--- Begin RAW DATA ---
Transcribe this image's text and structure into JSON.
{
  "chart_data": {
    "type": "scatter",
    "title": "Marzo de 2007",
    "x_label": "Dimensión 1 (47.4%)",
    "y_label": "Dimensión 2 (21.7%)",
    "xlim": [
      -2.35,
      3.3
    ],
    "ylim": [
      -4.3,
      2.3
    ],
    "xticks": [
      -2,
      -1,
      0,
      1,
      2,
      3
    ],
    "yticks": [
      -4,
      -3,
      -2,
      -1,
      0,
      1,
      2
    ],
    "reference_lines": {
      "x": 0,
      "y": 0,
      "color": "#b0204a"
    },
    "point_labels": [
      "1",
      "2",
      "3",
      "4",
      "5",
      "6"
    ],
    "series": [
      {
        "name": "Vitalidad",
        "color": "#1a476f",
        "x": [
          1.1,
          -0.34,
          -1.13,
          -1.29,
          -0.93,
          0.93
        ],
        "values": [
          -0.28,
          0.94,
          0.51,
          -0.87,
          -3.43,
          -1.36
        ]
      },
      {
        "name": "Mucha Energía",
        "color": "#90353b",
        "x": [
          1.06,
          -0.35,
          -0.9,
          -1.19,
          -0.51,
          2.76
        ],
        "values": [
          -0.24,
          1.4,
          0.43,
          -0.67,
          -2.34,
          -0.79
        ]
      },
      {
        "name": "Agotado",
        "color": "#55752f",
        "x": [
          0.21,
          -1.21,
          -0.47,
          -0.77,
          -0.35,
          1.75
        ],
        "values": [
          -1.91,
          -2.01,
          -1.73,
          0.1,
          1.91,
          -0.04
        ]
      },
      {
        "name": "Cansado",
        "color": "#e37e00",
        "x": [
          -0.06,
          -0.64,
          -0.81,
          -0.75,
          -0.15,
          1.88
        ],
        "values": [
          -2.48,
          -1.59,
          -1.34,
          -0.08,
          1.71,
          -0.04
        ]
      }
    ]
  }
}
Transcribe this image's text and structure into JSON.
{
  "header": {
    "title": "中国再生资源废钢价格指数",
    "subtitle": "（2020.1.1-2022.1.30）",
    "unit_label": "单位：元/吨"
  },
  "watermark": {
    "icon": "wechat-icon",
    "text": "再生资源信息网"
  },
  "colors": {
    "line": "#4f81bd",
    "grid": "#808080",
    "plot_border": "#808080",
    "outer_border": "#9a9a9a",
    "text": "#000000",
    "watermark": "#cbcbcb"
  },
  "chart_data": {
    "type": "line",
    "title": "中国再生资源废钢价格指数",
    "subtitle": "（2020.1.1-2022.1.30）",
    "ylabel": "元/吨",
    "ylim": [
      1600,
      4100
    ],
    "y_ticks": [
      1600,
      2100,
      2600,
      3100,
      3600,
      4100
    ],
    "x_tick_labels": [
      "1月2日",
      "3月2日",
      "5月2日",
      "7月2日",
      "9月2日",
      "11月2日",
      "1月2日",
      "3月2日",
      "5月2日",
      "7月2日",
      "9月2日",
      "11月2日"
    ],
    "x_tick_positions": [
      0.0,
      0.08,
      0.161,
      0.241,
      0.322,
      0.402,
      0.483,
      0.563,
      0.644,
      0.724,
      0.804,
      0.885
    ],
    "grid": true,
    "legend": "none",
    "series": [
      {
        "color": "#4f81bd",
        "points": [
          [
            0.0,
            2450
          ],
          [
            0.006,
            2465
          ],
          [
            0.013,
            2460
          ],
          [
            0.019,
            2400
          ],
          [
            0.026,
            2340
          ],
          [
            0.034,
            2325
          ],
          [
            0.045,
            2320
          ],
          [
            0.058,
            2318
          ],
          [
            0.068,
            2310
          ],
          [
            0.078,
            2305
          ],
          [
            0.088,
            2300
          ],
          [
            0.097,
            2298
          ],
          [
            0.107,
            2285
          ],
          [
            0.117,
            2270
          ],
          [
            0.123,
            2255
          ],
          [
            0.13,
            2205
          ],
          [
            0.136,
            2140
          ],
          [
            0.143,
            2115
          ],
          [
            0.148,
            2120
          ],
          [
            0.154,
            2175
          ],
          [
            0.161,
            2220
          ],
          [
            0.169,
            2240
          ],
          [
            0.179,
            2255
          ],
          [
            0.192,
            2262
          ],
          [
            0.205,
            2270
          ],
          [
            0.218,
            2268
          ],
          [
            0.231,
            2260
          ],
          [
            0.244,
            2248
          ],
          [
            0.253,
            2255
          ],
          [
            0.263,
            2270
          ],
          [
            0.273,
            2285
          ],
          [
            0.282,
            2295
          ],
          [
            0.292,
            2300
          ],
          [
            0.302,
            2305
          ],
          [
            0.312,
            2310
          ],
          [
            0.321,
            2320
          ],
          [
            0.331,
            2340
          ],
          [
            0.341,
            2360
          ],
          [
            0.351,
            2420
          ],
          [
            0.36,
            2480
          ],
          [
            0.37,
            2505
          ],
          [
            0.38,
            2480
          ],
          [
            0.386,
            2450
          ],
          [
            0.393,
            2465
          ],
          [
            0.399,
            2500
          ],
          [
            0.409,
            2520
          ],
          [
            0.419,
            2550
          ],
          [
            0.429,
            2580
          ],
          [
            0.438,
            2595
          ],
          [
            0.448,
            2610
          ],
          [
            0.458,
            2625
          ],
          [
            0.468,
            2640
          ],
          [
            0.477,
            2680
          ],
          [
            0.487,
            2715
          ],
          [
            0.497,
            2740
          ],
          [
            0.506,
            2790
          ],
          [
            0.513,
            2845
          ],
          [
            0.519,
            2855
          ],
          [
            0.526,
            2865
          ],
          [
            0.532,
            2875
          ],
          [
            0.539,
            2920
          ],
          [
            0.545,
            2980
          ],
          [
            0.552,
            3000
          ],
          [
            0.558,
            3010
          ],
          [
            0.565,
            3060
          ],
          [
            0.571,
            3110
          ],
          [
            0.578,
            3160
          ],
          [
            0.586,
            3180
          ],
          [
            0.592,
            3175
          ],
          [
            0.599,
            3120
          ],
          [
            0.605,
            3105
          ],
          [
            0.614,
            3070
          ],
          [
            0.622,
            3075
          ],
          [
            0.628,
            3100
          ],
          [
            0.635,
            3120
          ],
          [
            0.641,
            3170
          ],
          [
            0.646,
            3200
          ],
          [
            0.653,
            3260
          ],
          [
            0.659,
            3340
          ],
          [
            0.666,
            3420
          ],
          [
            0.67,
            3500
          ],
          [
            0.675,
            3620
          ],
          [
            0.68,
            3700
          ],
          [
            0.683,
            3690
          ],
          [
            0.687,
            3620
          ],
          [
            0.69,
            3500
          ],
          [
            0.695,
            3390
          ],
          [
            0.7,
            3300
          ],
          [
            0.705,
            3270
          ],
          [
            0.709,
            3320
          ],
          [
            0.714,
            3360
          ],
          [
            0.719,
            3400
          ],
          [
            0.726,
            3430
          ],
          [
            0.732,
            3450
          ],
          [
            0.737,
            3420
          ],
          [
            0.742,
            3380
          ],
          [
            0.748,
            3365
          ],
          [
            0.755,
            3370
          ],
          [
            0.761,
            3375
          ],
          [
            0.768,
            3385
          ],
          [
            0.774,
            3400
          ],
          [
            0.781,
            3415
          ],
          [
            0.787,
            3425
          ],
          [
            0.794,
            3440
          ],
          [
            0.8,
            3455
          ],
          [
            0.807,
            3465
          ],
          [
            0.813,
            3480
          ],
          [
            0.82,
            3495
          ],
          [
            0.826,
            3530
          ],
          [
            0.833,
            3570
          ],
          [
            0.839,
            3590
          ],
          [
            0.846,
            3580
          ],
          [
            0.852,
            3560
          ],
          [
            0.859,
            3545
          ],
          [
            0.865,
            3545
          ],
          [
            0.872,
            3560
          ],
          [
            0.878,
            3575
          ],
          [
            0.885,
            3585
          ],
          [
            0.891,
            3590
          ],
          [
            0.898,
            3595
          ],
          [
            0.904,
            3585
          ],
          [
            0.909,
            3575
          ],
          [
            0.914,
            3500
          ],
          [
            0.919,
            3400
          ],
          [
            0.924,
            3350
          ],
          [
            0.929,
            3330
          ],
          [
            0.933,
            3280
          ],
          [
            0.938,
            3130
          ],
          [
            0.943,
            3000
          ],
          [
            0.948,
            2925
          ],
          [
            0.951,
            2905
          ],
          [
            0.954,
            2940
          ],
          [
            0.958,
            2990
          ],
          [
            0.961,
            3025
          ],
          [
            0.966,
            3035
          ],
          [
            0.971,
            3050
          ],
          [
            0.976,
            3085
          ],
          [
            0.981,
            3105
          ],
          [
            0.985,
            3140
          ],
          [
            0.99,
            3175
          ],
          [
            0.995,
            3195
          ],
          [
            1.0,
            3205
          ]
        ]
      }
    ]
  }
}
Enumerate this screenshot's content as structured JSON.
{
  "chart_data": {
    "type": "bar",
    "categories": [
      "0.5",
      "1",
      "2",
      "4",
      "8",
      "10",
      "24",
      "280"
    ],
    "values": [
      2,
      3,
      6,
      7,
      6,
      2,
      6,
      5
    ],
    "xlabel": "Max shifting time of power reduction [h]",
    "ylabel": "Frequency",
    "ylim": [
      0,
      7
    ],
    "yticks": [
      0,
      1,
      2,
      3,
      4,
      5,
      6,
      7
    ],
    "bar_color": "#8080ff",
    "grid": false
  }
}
--- End RAW DATA ---
#### STATED EXERCISE:
The line containing "Enumerate this screenshot's" and every line after it, through the end of the records, should be repeated exactly and alone.

#### WRITTEN ANSWER:
Enumerate this screenshot's content as structured JSON.
{
  "chart_data": {
    "type": "bar",
    "categories": [
      "0.5",
      "1",
      "2",
      "4",
      "8",
      "10",
      "24",
      "280"
    ],
    "values": [
      2,
      3,
      6,
      7,
      6,
      2,
      6,
      5
    ],
    "xlabel": "Max shifting time of power reduction [h]",
    "ylabel": "Frequency",
    "ylim": [
      0,
      7
    ],
    "yticks": [
      0,
      1,
      2,
      3,
      4,
      5,
      6,
      7
    ],
    "bar_color": "#8080ff",
    "grid": false
  }
}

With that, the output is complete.